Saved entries
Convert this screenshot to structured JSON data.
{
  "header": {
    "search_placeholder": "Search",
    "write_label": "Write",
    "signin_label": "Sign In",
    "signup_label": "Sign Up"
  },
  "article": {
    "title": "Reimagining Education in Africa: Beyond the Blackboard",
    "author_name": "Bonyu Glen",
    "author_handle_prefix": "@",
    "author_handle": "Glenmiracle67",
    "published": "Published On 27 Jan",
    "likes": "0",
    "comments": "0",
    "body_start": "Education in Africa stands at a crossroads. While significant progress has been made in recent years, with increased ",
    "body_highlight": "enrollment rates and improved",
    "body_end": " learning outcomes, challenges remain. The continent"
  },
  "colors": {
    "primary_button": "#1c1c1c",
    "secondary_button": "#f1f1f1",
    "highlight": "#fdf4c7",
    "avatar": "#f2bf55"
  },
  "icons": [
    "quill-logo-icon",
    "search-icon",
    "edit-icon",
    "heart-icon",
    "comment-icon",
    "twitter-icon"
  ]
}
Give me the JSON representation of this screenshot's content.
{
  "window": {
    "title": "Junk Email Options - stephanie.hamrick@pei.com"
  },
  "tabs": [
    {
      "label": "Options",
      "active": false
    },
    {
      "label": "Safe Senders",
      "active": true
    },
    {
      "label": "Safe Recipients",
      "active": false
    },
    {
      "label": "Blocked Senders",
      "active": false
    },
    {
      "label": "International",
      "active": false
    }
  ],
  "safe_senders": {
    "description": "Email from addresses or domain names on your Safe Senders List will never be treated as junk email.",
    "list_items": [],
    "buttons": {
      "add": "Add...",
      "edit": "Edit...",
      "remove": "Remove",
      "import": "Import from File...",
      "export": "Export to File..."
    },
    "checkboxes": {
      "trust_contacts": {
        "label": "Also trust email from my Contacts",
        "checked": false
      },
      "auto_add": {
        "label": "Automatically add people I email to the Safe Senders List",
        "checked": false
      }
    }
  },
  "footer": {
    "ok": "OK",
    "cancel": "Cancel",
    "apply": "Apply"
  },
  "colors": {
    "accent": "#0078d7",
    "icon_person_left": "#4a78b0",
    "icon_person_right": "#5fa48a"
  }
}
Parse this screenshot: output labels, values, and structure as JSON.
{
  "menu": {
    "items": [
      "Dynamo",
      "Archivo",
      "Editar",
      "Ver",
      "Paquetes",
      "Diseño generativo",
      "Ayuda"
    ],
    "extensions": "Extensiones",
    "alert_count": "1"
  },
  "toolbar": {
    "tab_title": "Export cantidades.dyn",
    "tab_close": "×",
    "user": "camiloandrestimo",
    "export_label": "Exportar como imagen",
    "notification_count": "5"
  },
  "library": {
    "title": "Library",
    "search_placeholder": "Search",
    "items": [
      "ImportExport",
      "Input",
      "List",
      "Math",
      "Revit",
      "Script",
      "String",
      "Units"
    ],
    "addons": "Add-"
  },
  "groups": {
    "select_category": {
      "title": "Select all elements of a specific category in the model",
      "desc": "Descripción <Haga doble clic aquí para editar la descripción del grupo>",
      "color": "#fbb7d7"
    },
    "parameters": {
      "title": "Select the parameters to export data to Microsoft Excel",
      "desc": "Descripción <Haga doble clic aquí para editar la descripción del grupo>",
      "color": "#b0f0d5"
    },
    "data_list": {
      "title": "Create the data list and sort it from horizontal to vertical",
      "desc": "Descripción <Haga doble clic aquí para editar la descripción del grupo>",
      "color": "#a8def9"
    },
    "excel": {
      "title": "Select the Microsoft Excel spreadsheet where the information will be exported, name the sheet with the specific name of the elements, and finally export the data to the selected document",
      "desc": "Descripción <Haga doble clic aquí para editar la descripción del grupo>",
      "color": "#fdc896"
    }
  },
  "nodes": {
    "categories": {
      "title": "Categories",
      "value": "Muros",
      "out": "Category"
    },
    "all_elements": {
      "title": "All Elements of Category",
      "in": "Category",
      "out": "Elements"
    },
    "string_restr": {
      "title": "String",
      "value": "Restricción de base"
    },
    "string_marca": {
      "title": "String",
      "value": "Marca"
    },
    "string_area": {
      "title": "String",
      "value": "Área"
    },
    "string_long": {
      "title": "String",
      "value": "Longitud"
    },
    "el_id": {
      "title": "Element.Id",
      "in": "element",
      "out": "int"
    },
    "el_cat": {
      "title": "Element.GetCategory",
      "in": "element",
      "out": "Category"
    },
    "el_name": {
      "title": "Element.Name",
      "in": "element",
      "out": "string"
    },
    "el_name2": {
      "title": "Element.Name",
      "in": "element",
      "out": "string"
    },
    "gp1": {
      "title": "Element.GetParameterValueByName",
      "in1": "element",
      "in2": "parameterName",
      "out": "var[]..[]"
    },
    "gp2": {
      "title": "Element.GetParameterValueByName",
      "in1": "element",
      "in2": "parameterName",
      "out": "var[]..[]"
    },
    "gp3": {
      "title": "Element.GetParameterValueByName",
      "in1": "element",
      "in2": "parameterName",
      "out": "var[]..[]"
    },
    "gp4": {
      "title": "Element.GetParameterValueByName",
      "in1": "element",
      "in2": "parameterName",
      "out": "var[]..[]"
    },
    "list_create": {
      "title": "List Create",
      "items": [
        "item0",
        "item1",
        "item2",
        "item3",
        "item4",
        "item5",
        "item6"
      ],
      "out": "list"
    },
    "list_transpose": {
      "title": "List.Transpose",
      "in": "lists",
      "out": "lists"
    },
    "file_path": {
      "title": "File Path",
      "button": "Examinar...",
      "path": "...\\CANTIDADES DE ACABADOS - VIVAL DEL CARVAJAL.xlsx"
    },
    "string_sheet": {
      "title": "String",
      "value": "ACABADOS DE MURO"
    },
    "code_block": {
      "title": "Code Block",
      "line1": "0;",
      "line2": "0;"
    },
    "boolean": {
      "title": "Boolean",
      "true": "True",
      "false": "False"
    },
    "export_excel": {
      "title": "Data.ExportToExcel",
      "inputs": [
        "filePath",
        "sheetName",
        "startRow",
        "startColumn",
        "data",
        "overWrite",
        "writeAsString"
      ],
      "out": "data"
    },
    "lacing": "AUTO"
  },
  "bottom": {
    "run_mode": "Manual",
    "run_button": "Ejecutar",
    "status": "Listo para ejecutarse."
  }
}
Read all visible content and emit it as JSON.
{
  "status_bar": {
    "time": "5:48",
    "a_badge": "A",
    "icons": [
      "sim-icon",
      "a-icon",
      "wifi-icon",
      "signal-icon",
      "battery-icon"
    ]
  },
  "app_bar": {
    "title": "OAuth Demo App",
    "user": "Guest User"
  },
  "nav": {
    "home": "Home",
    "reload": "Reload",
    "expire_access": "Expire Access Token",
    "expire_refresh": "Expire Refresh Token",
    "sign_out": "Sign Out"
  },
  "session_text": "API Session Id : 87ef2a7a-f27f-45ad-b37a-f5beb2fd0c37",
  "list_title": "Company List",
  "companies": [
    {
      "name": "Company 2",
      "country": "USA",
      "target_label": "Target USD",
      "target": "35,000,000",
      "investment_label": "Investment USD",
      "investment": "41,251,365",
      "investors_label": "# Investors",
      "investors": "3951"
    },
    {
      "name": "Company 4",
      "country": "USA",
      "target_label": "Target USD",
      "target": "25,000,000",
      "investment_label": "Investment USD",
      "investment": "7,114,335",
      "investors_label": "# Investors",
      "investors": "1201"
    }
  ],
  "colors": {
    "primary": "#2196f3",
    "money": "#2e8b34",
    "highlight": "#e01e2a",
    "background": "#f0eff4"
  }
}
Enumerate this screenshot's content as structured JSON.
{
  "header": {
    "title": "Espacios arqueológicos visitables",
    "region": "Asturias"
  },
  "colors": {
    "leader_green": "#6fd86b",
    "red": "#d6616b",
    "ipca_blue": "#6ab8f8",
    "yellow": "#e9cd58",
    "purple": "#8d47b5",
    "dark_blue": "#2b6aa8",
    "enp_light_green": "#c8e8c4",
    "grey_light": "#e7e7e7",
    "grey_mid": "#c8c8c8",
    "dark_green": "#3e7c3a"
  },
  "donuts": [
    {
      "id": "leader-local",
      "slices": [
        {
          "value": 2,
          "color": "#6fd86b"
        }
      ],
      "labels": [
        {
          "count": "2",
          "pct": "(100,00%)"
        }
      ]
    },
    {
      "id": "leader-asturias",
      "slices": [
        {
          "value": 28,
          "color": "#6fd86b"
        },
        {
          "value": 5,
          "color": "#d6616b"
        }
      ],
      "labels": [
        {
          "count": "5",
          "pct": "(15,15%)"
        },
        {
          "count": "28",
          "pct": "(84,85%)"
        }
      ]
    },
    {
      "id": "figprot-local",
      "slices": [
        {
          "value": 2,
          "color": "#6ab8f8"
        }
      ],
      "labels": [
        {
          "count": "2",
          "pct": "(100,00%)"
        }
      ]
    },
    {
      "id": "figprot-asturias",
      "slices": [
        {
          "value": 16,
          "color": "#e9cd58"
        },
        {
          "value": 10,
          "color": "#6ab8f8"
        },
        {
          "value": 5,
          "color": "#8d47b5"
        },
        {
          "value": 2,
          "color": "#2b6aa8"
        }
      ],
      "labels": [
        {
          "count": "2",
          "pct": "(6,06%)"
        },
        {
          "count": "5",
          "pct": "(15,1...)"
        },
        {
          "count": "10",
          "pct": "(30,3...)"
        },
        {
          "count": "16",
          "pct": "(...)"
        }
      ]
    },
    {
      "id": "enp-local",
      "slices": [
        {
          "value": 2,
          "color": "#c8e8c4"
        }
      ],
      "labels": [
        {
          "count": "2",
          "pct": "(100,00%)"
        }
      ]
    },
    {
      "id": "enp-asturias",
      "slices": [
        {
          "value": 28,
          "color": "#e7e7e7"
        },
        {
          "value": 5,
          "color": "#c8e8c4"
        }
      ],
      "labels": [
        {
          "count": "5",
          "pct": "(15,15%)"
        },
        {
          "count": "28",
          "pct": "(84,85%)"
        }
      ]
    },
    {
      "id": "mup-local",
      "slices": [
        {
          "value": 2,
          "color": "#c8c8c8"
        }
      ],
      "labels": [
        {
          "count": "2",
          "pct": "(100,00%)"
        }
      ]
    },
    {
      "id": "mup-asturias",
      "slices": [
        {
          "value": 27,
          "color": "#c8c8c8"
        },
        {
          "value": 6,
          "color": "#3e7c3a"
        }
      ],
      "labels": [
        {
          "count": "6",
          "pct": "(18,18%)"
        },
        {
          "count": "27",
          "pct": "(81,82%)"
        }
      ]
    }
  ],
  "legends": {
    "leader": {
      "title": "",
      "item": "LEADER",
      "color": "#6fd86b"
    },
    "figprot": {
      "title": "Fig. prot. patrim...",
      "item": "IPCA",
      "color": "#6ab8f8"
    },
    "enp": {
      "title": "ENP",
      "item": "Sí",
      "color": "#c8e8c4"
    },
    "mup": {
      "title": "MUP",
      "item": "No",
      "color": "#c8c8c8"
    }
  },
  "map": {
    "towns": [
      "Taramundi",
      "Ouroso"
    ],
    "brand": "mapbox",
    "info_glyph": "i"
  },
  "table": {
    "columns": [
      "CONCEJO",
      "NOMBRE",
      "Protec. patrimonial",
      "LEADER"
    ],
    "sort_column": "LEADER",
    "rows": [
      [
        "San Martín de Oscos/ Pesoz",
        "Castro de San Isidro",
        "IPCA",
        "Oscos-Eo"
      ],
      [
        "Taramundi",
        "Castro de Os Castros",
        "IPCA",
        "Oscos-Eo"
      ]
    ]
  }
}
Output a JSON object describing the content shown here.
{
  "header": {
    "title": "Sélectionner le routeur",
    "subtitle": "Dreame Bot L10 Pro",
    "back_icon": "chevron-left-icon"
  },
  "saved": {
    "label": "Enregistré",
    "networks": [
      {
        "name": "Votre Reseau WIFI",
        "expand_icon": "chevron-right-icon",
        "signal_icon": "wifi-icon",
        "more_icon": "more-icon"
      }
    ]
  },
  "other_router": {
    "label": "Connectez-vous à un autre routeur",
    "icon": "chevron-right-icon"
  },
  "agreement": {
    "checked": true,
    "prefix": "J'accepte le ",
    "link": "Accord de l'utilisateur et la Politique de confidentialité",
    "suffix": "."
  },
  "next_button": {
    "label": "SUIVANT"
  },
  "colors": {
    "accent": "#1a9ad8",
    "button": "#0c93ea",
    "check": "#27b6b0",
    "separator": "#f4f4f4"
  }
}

Task directions:
Look above for lines with the word "will" and copy them all.

Result of this task:
    "description": "Email from addresses or domain names on your Safe Senders List will never be treated as junk email.",
      "title": "Select the Microsoft Excel spreadsheet where the information will be exported, name the sheet with the specific name of the elements, and finally export the data to the selected document",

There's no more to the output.